▸ Records provided:

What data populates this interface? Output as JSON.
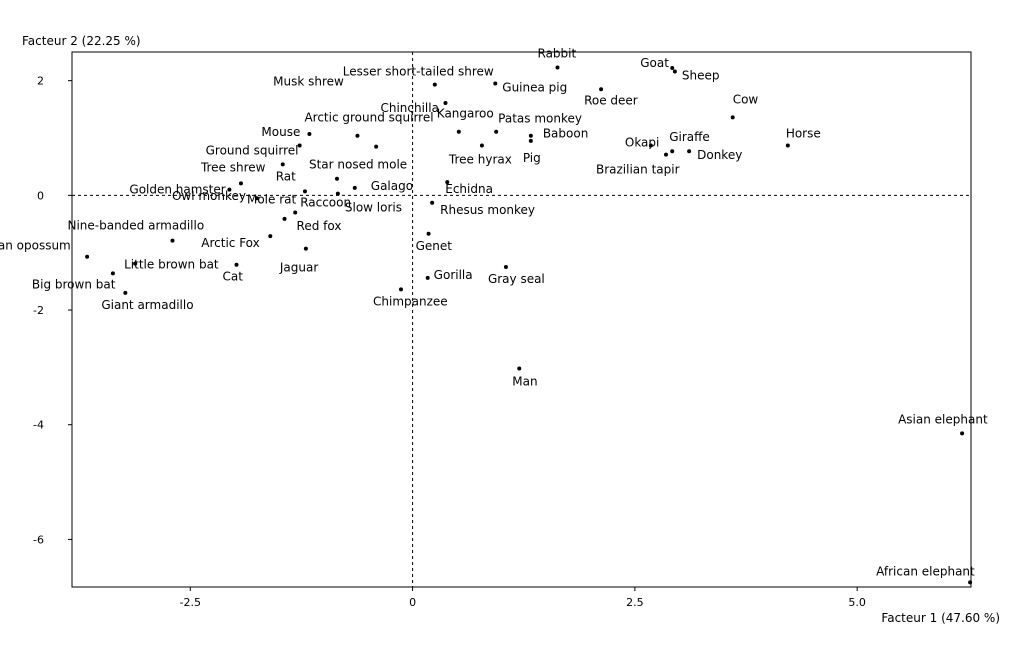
{
  "chart_data": {
    "type": "scatter",
    "xlabel": "Facteur 1 (47.60 %)",
    "ylabel": "Facteur 2 (22.25 %)",
    "xlim": [
      -3.83,
      6.28
    ],
    "ylim": [
      -6.83,
      2.5
    ],
    "xticks": [
      -2.5,
      0,
      2.5,
      5.0
    ],
    "xtick_labels": [
      "-2.5",
      "0",
      "2.5",
      "5.0"
    ],
    "yticks": [
      2,
      0,
      -2,
      -4,
      -6
    ],
    "ytick_labels": [
      "2",
      "0",
      "-2",
      "-4",
      "-6"
    ],
    "grid": false,
    "reference_lines": "dashed lines at x = 0 and y = 0",
    "points": [
      {
        "label": "Rabbit",
        "x": 1.63,
        "y": 2.23
      },
      {
        "label": "Goat",
        "x": 2.92,
        "y": 2.22
      },
      {
        "label": "Sheep",
        "x": 2.95,
        "y": 2.16
      },
      {
        "label": "Lesser short-tailed shrew",
        "x": 0.25,
        "y": 1.93
      },
      {
        "label": "Guinea pig",
        "x": 0.93,
        "y": 1.95
      },
      {
        "label": "Roe deer",
        "x": 2.12,
        "y": 1.85
      },
      {
        "label": "Musk shrew",
        "x": -0.41,
        "y": 0.85
      },
      {
        "label": "Chinchilla",
        "x": 0.37,
        "y": 1.61
      },
      {
        "label": "Cow",
        "x": 3.6,
        "y": 1.36
      },
      {
        "label": "Kangaroo",
        "x": 0.52,
        "y": 1.11
      },
      {
        "label": "Patas monkey",
        "x": 0.94,
        "y": 1.11
      },
      {
        "label": "Arctic ground squirrel",
        "x": -0.62,
        "y": 1.04
      },
      {
        "label": "Mouse",
        "x": -1.16,
        "y": 1.07
      },
      {
        "label": "Baboon",
        "x": 1.33,
        "y": 1.04
      },
      {
        "label": "Pig",
        "x": 1.33,
        "y": 0.95
      },
      {
        "label": "Okapi",
        "x": 2.68,
        "y": 0.87
      },
      {
        "label": "Giraffe",
        "x": 2.92,
        "y": 0.77
      },
      {
        "label": "Horse",
        "x": 4.22,
        "y": 0.87
      },
      {
        "label": "Donkey",
        "x": 3.11,
        "y": 0.77
      },
      {
        "label": "Brazilian tapir",
        "x": 2.85,
        "y": 0.71
      },
      {
        "label": "Tree hyrax",
        "x": 0.78,
        "y": 0.87
      },
      {
        "label": "Ground squirrel",
        "x": -1.27,
        "y": 0.87
      },
      {
        "label": "Tree shrew",
        "x": -1.93,
        "y": 0.21
      },
      {
        "label": "Star nosed mole",
        "x": -0.85,
        "y": 0.29
      },
      {
        "label": "Rat",
        "x": -1.46,
        "y": 0.54
      },
      {
        "label": "Golden hamster",
        "x": -2.06,
        "y": 0.1
      },
      {
        "label": "Galago",
        "x": -0.65,
        "y": 0.13
      },
      {
        "label": "Echidna",
        "x": 0.39,
        "y": 0.23
      },
      {
        "label": "Owl monkey",
        "x": -1.75,
        "y": -0.05
      },
      {
        "label": "Mole rat",
        "x": -1.21,
        "y": 0.07
      },
      {
        "label": "Slow loris",
        "x": -0.84,
        "y": 0.03
      },
      {
        "label": "Rhesus monkey",
        "x": 0.22,
        "y": -0.13
      },
      {
        "label": "Raccoon",
        "x": -1.32,
        "y": -0.3
      },
      {
        "label": "Nine-banded armadillo",
        "x": -2.7,
        "y": -0.79
      },
      {
        "label": "Arctic Fox",
        "x": -1.6,
        "y": -0.71
      },
      {
        "label": "Red fox",
        "x": -1.44,
        "y": -0.41
      },
      {
        "label": "Genet",
        "x": 0.18,
        "y": -0.67
      },
      {
        "label": "N. American opossum",
        "x": -3.66,
        "y": -1.07
      },
      {
        "label": "Big brown bat",
        "x": -3.37,
        "y": -1.36
      },
      {
        "label": "Little brown bat",
        "x": -3.12,
        "y": -1.19
      },
      {
        "label": "Cat",
        "x": -1.98,
        "y": -1.21
      },
      {
        "label": "Jaguar",
        "x": -1.2,
        "y": -0.93
      },
      {
        "label": "Gorilla",
        "x": 0.17,
        "y": -1.44
      },
      {
        "label": "Gray seal",
        "x": 1.05,
        "y": -1.25
      },
      {
        "label": "Giant armadillo",
        "x": -3.23,
        "y": -1.7
      },
      {
        "label": "Chimpanzee",
        "x": -0.13,
        "y": -1.64
      },
      {
        "label": "Man",
        "x": 1.2,
        "y": -3.02
      },
      {
        "label": "Asian elephant",
        "x": 6.18,
        "y": -4.15
      },
      {
        "label": "African elephant",
        "x": 6.27,
        "y": -6.75
      }
    ]
  }
}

▸ Written problem:
Give only the number of lines in the listing above that include the string "elephant".

▸ Solution to this problem:
2